**RECORDS FOR THE EXERCISE:**
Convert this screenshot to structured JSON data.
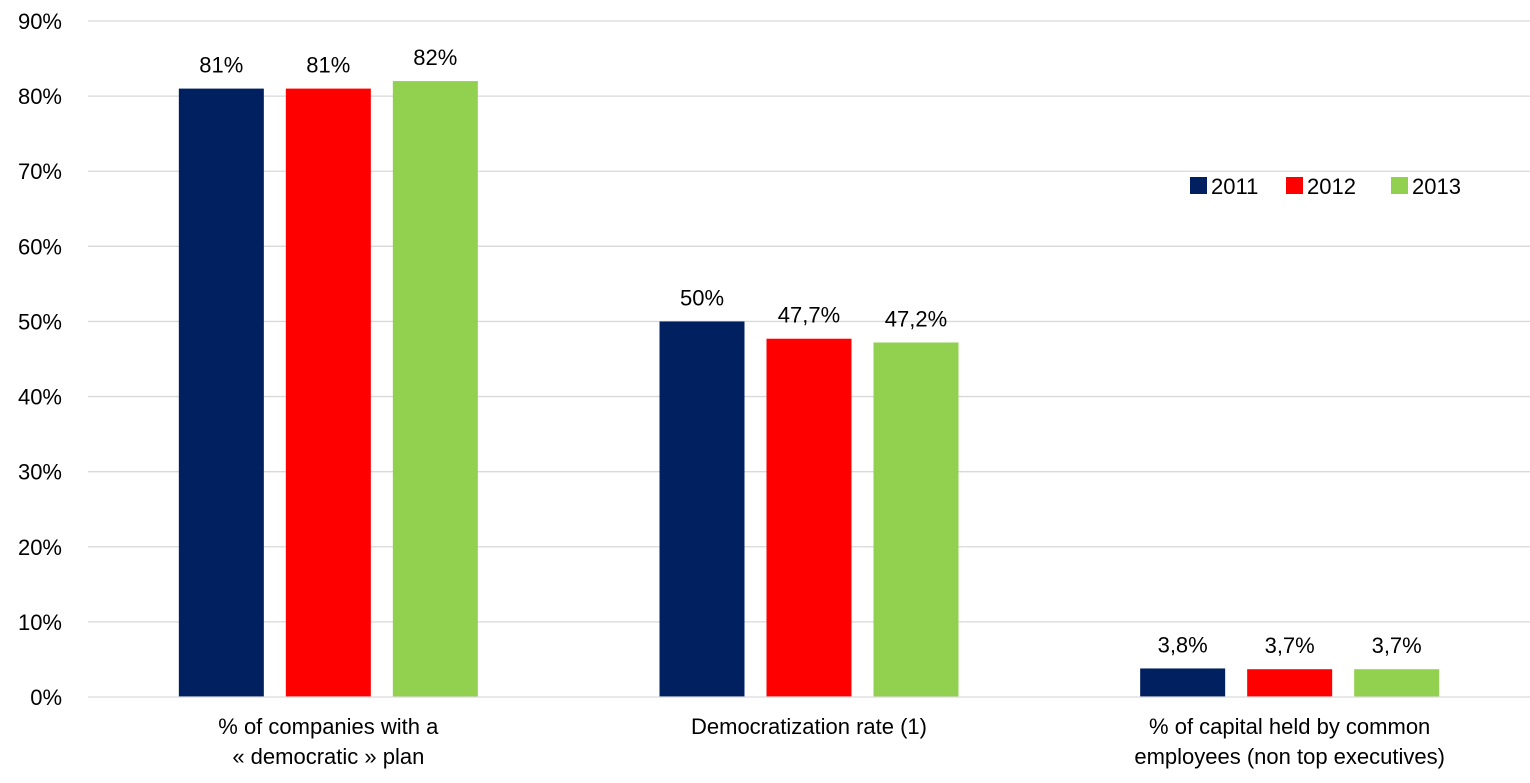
{
  "chart_data": {
    "type": "bar",
    "categories": [
      [
        "% of companies with a",
        "« democratic » plan"
      ],
      [
        "Democratization rate (1)"
      ],
      [
        "% of capital held by common",
        "employees (non top executives)"
      ]
    ],
    "series": [
      {
        "name": "2011",
        "color": "#002060",
        "values": [
          81,
          50,
          3.8
        ],
        "labels": [
          "81%",
          "50%",
          "3,8%"
        ]
      },
      {
        "name": "2012",
        "color": "#FF0000",
        "values": [
          81,
          47.7,
          3.7
        ],
        "labels": [
          "81%",
          "47,7%",
          "3,7%"
        ]
      },
      {
        "name": "2013",
        "color": "#92D050",
        "values": [
          82,
          47.2,
          3.7
        ],
        "labels": [
          "82%",
          "47,2%",
          "3,7%"
        ]
      }
    ],
    "y_ticks": [
      "0%",
      "10%",
      "20%",
      "30%",
      "40%",
      "50%",
      "60%",
      "70%",
      "80%",
      "90%"
    ],
    "ylim": [
      0,
      90
    ],
    "grid": true,
    "legend_position": "right",
    "title": "",
    "xlabel": "",
    "ylabel": ""
  }
}
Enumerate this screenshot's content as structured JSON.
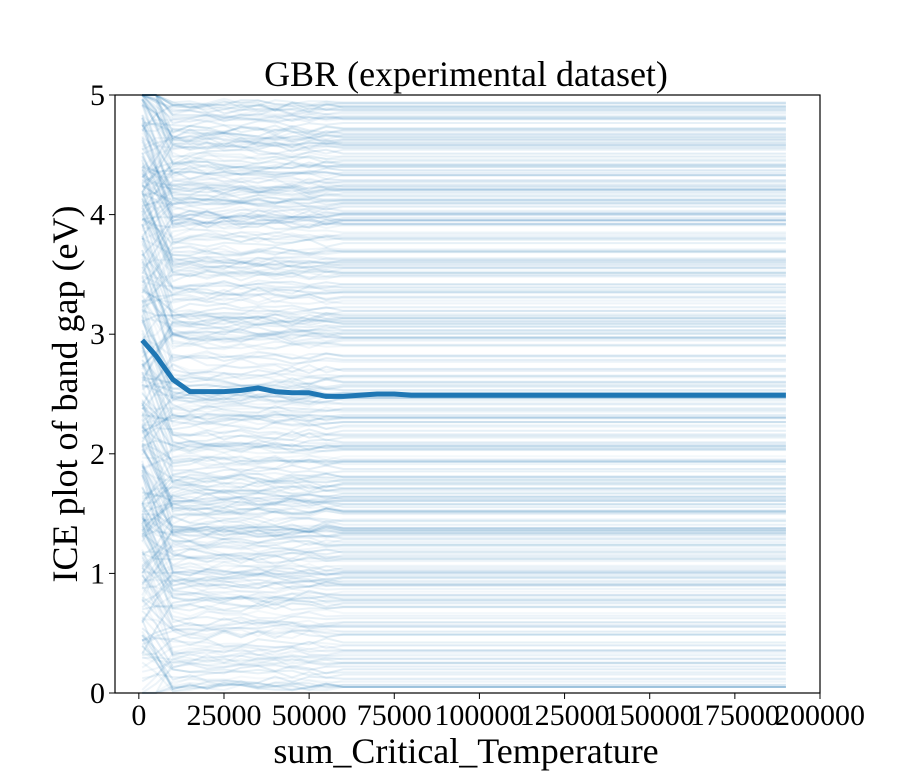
{
  "chart_data": {
    "type": "line",
    "title": "GBR (experimental dataset)",
    "xlabel": "sum_Critical_Temperature",
    "ylabel": "ICE plot of band gap (eV)",
    "xlim": [
      -7000,
      200000
    ],
    "ylim": [
      0,
      5
    ],
    "x_ticks": [
      0,
      25000,
      50000,
      75000,
      100000,
      125000,
      150000,
      175000,
      200000
    ],
    "x_tick_labels": [
      "0",
      "25000",
      "50000",
      "75000",
      "100000",
      "125000",
      "150000",
      "175000",
      "200000"
    ],
    "y_ticks": [
      0,
      1,
      2,
      3,
      4,
      5
    ],
    "y_tick_labels": [
      "0",
      "1",
      "2",
      "3",
      "4",
      "5"
    ],
    "grid": false,
    "series_color": "#1f77b4",
    "ice_line_count": 400,
    "series": [
      {
        "x": [
          1000,
          5000,
          10000,
          15000,
          20000,
          25000,
          30000,
          35000,
          40000,
          45000,
          50000,
          55000,
          60000,
          70000,
          75000,
          80000,
          100000,
          120000,
          140000,
          160000,
          180000,
          190000
        ],
        "values": [
          2.95,
          2.82,
          2.62,
          2.52,
          2.52,
          2.52,
          2.53,
          2.55,
          2.52,
          2.51,
          2.51,
          2.48,
          2.48,
          2.5,
          2.5,
          2.49,
          2.49,
          2.49,
          2.49,
          2.49,
          2.49,
          2.49
        ]
      }
    ]
  }
}
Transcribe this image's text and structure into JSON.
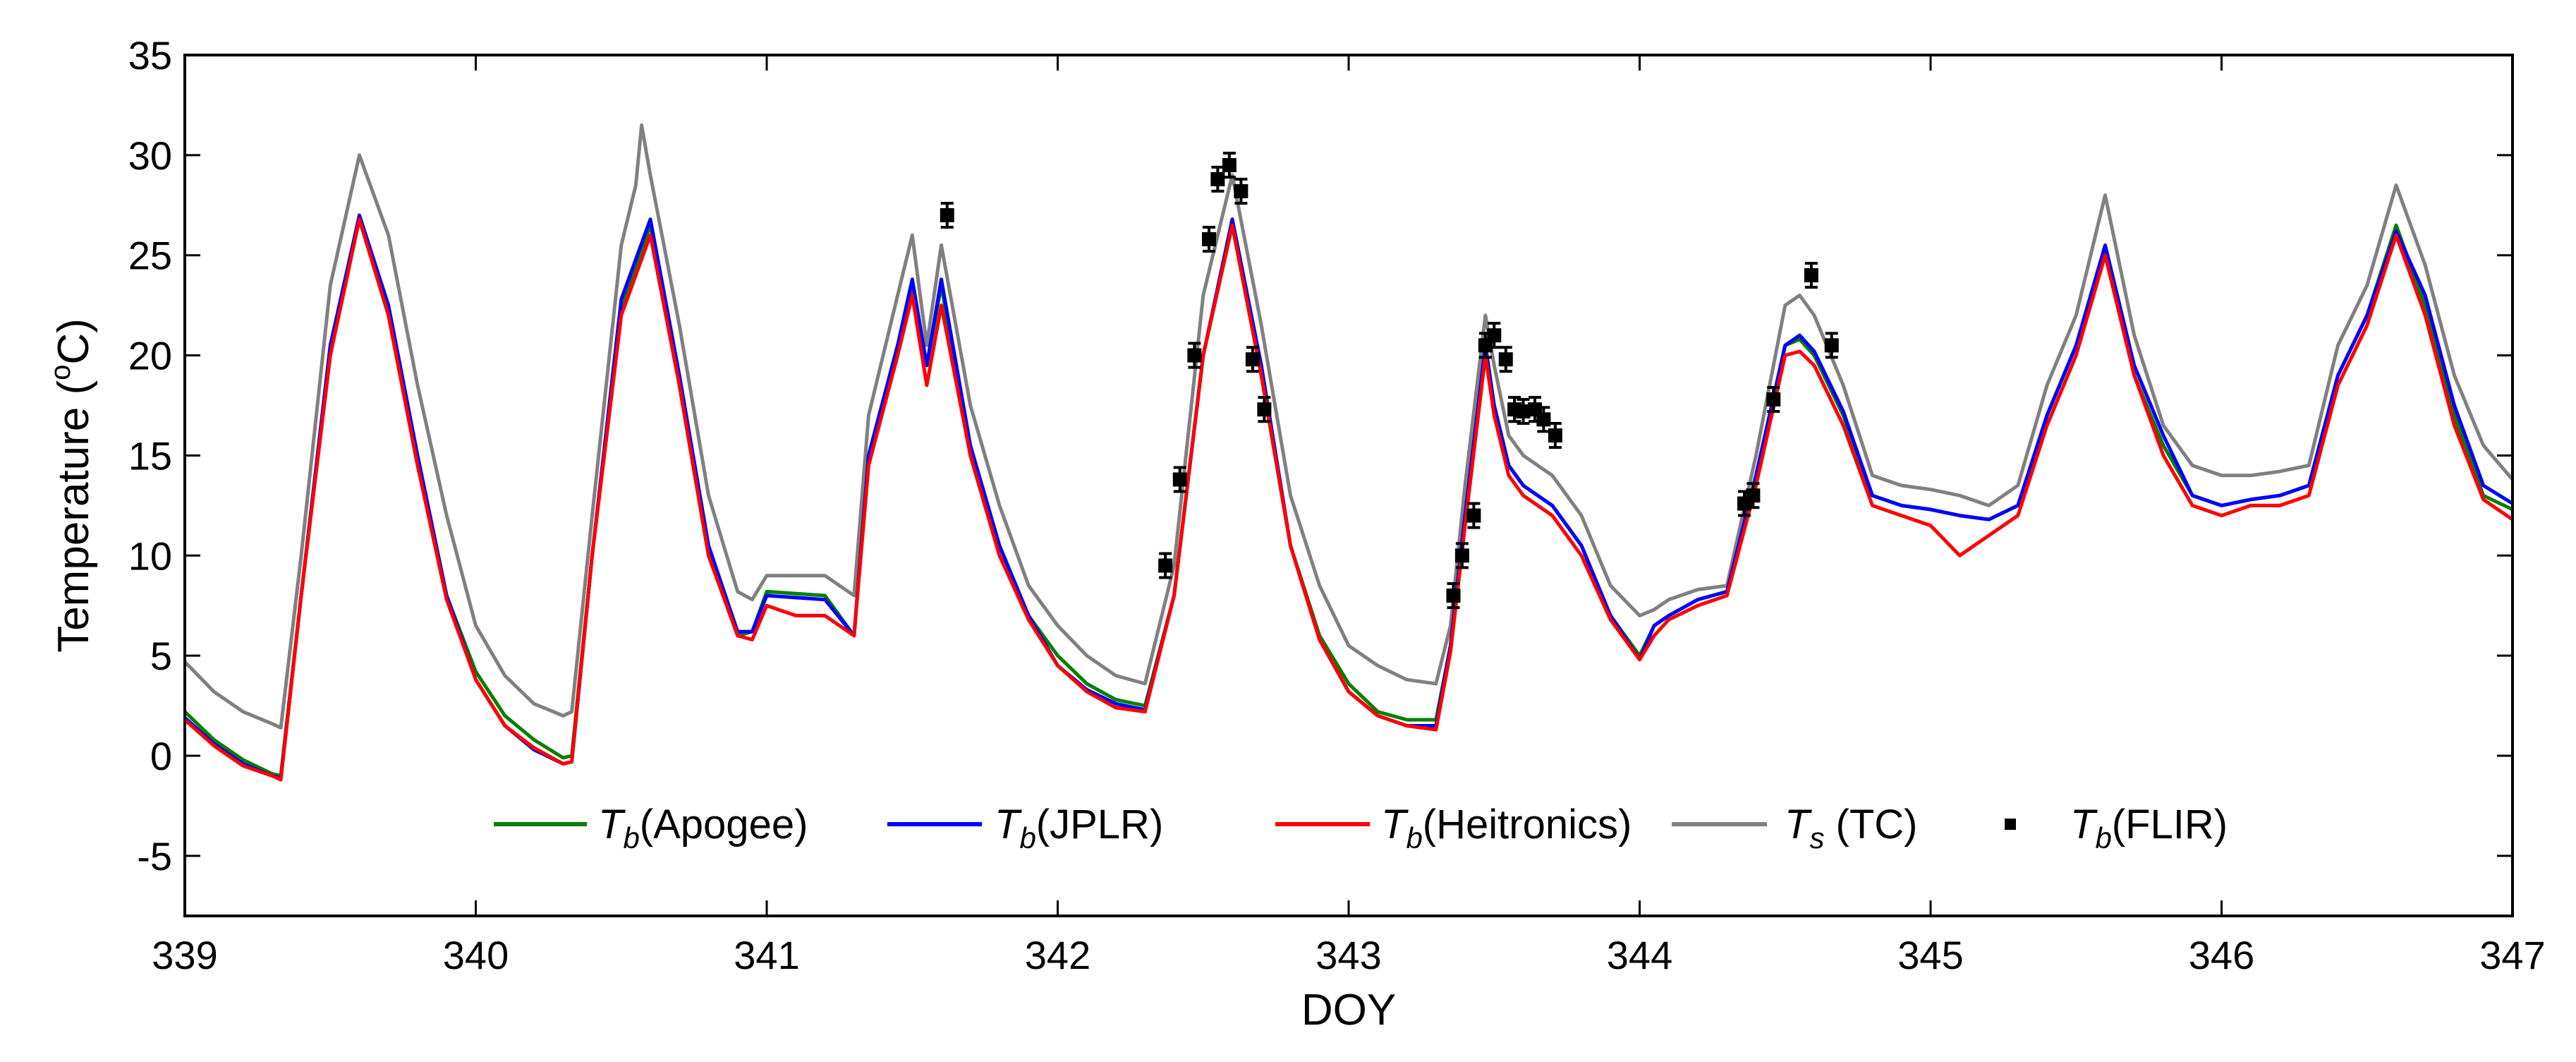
{
  "chart_data": {
    "type": "line",
    "title": "",
    "xlabel": "DOY",
    "ylabel": {
      "prefix": "Temperature (",
      "sup": "o",
      "unit": "C)"
    },
    "xlim": [
      339,
      347
    ],
    "ylim": [
      -8,
      35
    ],
    "xticks": [
      339,
      340,
      341,
      342,
      343,
      344,
      345,
      346,
      347
    ],
    "yticks": [
      -5,
      0,
      5,
      10,
      15,
      20,
      25,
      30,
      35
    ],
    "grid": false,
    "legend_position": "bottom-center",
    "series": [
      {
        "name": "Tb(Apogee)",
        "symbol": "T",
        "subscript": "b",
        "label": "(Apogee)",
        "color": "#008000",
        "style": "line",
        "x": [
          339.0,
          339.1,
          339.2,
          339.3,
          339.33,
          339.4,
          339.5,
          339.6,
          339.7,
          339.8,
          339.9,
          340.0,
          340.1,
          340.2,
          340.3,
          340.33,
          340.4,
          340.5,
          340.6,
          340.7,
          340.8,
          340.9,
          340.95,
          341.0,
          341.2,
          341.3,
          341.35,
          341.45,
          341.5,
          341.55,
          341.6,
          341.7,
          341.8,
          341.9,
          342.0,
          342.1,
          342.2,
          342.3,
          342.4,
          342.5,
          342.6,
          342.7,
          342.8,
          342.9,
          343.0,
          343.1,
          343.2,
          343.3,
          343.35,
          343.4,
          343.47,
          343.5,
          343.55,
          343.6,
          343.7,
          343.8,
          343.9,
          344.0,
          344.05,
          344.1,
          344.2,
          344.3,
          344.4,
          344.5,
          344.55,
          344.6,
          344.7,
          344.8,
          344.9,
          345.0,
          345.1,
          345.2,
          345.3,
          345.4,
          345.5,
          345.6,
          345.7,
          345.8,
          345.9,
          346.0,
          346.1,
          346.2,
          346.3,
          346.4,
          346.5,
          346.6,
          346.7,
          346.8,
          346.9,
          347.0
        ],
        "y": [
          2.2,
          0.8,
          -0.2,
          -0.9,
          -1.0,
          8.0,
          20.5,
          26.8,
          22.0,
          14.5,
          8.0,
          4.2,
          2.0,
          0.8,
          -0.1,
          0.0,
          10.0,
          22.5,
          26.5,
          18.5,
          10.0,
          6.0,
          6.2,
          8.2,
          8.0,
          6.0,
          15.0,
          20.5,
          23.5,
          19.5,
          23.5,
          15.0,
          10.0,
          7.0,
          5.0,
          3.6,
          2.8,
          2.5,
          8.0,
          20.0,
          26.5,
          19.0,
          10.5,
          6.0,
          3.6,
          2.2,
          1.8,
          1.8,
          5.5,
          12.0,
          20.5,
          17.5,
          14.5,
          13.5,
          12.5,
          10.5,
          7.0,
          5.0,
          6.5,
          7.0,
          7.8,
          8.2,
          14.0,
          20.5,
          20.8,
          20.0,
          17.0,
          13.0,
          12.5,
          12.3,
          12.0,
          11.8,
          12.5,
          17.0,
          20.5,
          25.2,
          19.0,
          15.5,
          13.0,
          12.5,
          12.8,
          13.0,
          13.5,
          19.0,
          22.0,
          26.5,
          22.5,
          17.0,
          13.0,
          12.3
        ]
      },
      {
        "name": "Tb(JPLR)",
        "symbol": "T",
        "subscript": "b",
        "label": "(JPLR)",
        "color": "#0000ff",
        "style": "line",
        "x": [
          339.0,
          339.1,
          339.2,
          339.3,
          339.33,
          339.4,
          339.5,
          339.6,
          339.7,
          339.8,
          339.9,
          340.0,
          340.1,
          340.2,
          340.3,
          340.33,
          340.4,
          340.5,
          340.6,
          340.7,
          340.8,
          340.9,
          340.95,
          341.0,
          341.2,
          341.3,
          341.35,
          341.45,
          341.5,
          341.55,
          341.6,
          341.7,
          341.8,
          341.9,
          342.0,
          342.1,
          342.2,
          342.3,
          342.4,
          342.5,
          342.6,
          342.7,
          342.8,
          342.9,
          343.0,
          343.1,
          343.2,
          343.3,
          343.35,
          343.4,
          343.47,
          343.5,
          343.55,
          343.6,
          343.7,
          343.8,
          343.9,
          344.0,
          344.05,
          344.1,
          344.2,
          344.3,
          344.4,
          344.5,
          344.55,
          344.6,
          344.7,
          344.8,
          344.9,
          345.0,
          345.1,
          345.2,
          345.3,
          345.4,
          345.5,
          345.6,
          345.7,
          345.8,
          345.9,
          346.0,
          346.1,
          346.2,
          346.3,
          346.4,
          346.5,
          346.6,
          346.7,
          346.8,
          346.9,
          347.0
        ],
        "y": [
          1.9,
          0.6,
          -0.4,
          -1.0,
          -1.1,
          8.0,
          20.5,
          27.0,
          22.5,
          15.0,
          8.0,
          3.8,
          1.5,
          0.3,
          -0.4,
          -0.3,
          10.0,
          22.8,
          26.8,
          19.0,
          10.5,
          6.2,
          6.2,
          8.0,
          7.8,
          6.0,
          15.0,
          20.5,
          23.8,
          19.5,
          23.8,
          15.5,
          10.5,
          7.0,
          4.5,
          3.3,
          2.6,
          2.3,
          8.0,
          20.0,
          26.8,
          19.5,
          10.5,
          5.8,
          3.2,
          2.0,
          1.5,
          1.5,
          5.5,
          12.0,
          20.5,
          17.5,
          14.5,
          13.5,
          12.5,
          10.5,
          7.0,
          4.8,
          6.5,
          7.0,
          7.8,
          8.2,
          14.0,
          20.5,
          21.0,
          20.2,
          17.2,
          13.0,
          12.5,
          12.3,
          12.0,
          11.8,
          12.5,
          17.0,
          20.5,
          25.5,
          19.5,
          16.0,
          13.0,
          12.5,
          12.8,
          13.0,
          13.5,
          19.0,
          22.0,
          26.2,
          23.0,
          17.5,
          13.5,
          12.6
        ]
      },
      {
        "name": "Tb(Heitronics)",
        "symbol": "T",
        "subscript": "b",
        "label": "(Heitronics)",
        "color": "#ff0000",
        "style": "line",
        "x": [
          339.0,
          339.1,
          339.2,
          339.3,
          339.33,
          339.4,
          339.5,
          339.6,
          339.7,
          339.8,
          339.9,
          340.0,
          340.1,
          340.2,
          340.3,
          340.33,
          340.4,
          340.5,
          340.6,
          340.7,
          340.8,
          340.9,
          340.95,
          341.0,
          341.1,
          341.2,
          341.3,
          341.35,
          341.45,
          341.5,
          341.55,
          341.6,
          341.7,
          341.8,
          341.9,
          342.0,
          342.1,
          342.2,
          342.3,
          342.4,
          342.5,
          342.6,
          342.7,
          342.8,
          342.9,
          343.0,
          343.1,
          343.2,
          343.3,
          343.35,
          343.4,
          343.47,
          343.5,
          343.55,
          343.6,
          343.7,
          343.8,
          343.9,
          344.0,
          344.05,
          344.1,
          344.2,
          344.3,
          344.4,
          344.5,
          344.55,
          344.6,
          344.7,
          344.8,
          344.9,
          345.0,
          345.1,
          345.15,
          345.2,
          345.3,
          345.4,
          345.5,
          345.6,
          345.7,
          345.8,
          345.9,
          346.0,
          346.1,
          346.2,
          346.3,
          346.4,
          346.5,
          346.6,
          346.7,
          346.8,
          346.9,
          347.0
        ],
        "y": [
          1.8,
          0.5,
          -0.5,
          -1.0,
          -1.2,
          8.0,
          20.0,
          26.8,
          22.0,
          14.5,
          7.8,
          3.8,
          1.5,
          0.4,
          -0.4,
          -0.3,
          10.0,
          22.0,
          26.0,
          18.5,
          10.0,
          6.0,
          5.8,
          7.5,
          7.0,
          7.0,
          6.0,
          14.5,
          20.0,
          23.0,
          18.5,
          22.5,
          15.0,
          10.0,
          6.8,
          4.5,
          3.2,
          2.4,
          2.2,
          8.0,
          20.0,
          26.5,
          19.0,
          10.5,
          5.8,
          3.2,
          2.0,
          1.5,
          1.3,
          5.2,
          11.5,
          20.0,
          17.0,
          14.0,
          13.0,
          12.0,
          10.0,
          6.8,
          4.8,
          6.0,
          6.8,
          7.5,
          8.0,
          13.5,
          20.0,
          20.2,
          19.5,
          16.5,
          12.5,
          12.0,
          11.5,
          10.0,
          10.5,
          11.0,
          12.0,
          16.5,
          20.0,
          25.0,
          19.0,
          15.0,
          12.5,
          12.0,
          12.5,
          12.5,
          13.0,
          18.5,
          21.5,
          26.0,
          22.0,
          16.5,
          12.8,
          11.8
        ]
      },
      {
        "name": "Ts (TC)",
        "symbol": "T",
        "subscript": "s",
        "label": " (TC)",
        "color": "#808080",
        "style": "line",
        "x": [
          339.0,
          339.1,
          339.2,
          339.3,
          339.33,
          339.4,
          339.5,
          339.6,
          339.7,
          339.8,
          339.9,
          340.0,
          340.1,
          340.2,
          340.3,
          340.33,
          340.4,
          340.5,
          340.55,
          340.57,
          340.6,
          340.7,
          340.8,
          340.9,
          340.95,
          341.0,
          341.2,
          341.3,
          341.35,
          341.45,
          341.5,
          341.55,
          341.6,
          341.7,
          341.8,
          341.9,
          342.0,
          342.1,
          342.2,
          342.3,
          342.4,
          342.5,
          342.6,
          342.7,
          342.8,
          342.9,
          343.0,
          343.1,
          343.2,
          343.3,
          343.35,
          343.4,
          343.47,
          343.5,
          343.55,
          343.6,
          343.7,
          343.8,
          343.9,
          344.0,
          344.05,
          344.1,
          344.2,
          344.3,
          344.4,
          344.5,
          344.55,
          344.6,
          344.7,
          344.8,
          344.9,
          345.0,
          345.1,
          345.2,
          345.3,
          345.4,
          345.5,
          345.6,
          345.7,
          345.8,
          345.9,
          346.0,
          346.1,
          346.2,
          346.3,
          346.4,
          346.5,
          346.6,
          346.7,
          346.8,
          346.9,
          347.0
        ],
        "y": [
          4.7,
          3.2,
          2.2,
          1.6,
          1.4,
          10.0,
          23.5,
          30.0,
          26.0,
          18.5,
          12.0,
          6.5,
          4.0,
          2.6,
          2.0,
          2.2,
          12.0,
          25.5,
          28.5,
          31.5,
          29.0,
          21.5,
          13.0,
          8.2,
          7.8,
          9.0,
          9.0,
          8.0,
          17.0,
          23.0,
          26.0,
          20.5,
          25.5,
          17.5,
          12.5,
          8.5,
          6.5,
          5.0,
          4.0,
          3.6,
          9.5,
          23.0,
          29.0,
          21.5,
          13.0,
          8.5,
          5.5,
          4.5,
          3.8,
          3.6,
          6.5,
          13.5,
          22.0,
          19.5,
          16.0,
          15.0,
          14.0,
          12.0,
          8.5,
          7.0,
          7.3,
          7.8,
          8.3,
          8.5,
          15.0,
          22.5,
          23.0,
          22.0,
          18.5,
          14.0,
          13.5,
          13.3,
          13.0,
          12.5,
          13.5,
          18.5,
          22.0,
          28.0,
          21.0,
          16.5,
          14.5,
          14.0,
          14.0,
          14.2,
          14.5,
          20.5,
          23.5,
          28.5,
          24.5,
          19.0,
          15.5,
          13.8
        ]
      },
      {
        "name": "Tb(FLIR)",
        "symbol": "T",
        "subscript": "b",
        "label": "(FLIR)",
        "color": "#000000",
        "style": "markers-errorbars",
        "x": [
          341.62,
          342.37,
          342.42,
          342.47,
          342.52,
          342.55,
          342.59,
          342.63,
          342.67,
          342.71,
          343.36,
          343.39,
          343.43,
          343.47,
          343.5,
          343.54,
          343.57,
          343.6,
          343.64,
          343.67,
          343.71,
          344.36,
          344.39,
          344.46,
          344.59,
          344.66
        ],
        "y": [
          27.0,
          9.5,
          13.8,
          20.0,
          25.8,
          28.8,
          29.5,
          28.2,
          19.8,
          17.3,
          8.0,
          10.0,
          12.0,
          20.5,
          21.0,
          19.8,
          17.3,
          17.2,
          17.3,
          16.8,
          16.0,
          12.6,
          13.0,
          17.8,
          24.0,
          20.5
        ],
        "error": 0.6
      }
    ]
  }
}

**JOB:** Lines that hold "Heitronics" are the ones to copy; find all of them.

**OUTPUT FOR THIS EXERCISE:**
        "name": "Tb(Heitronics)",
        "label": "(Heitronics)",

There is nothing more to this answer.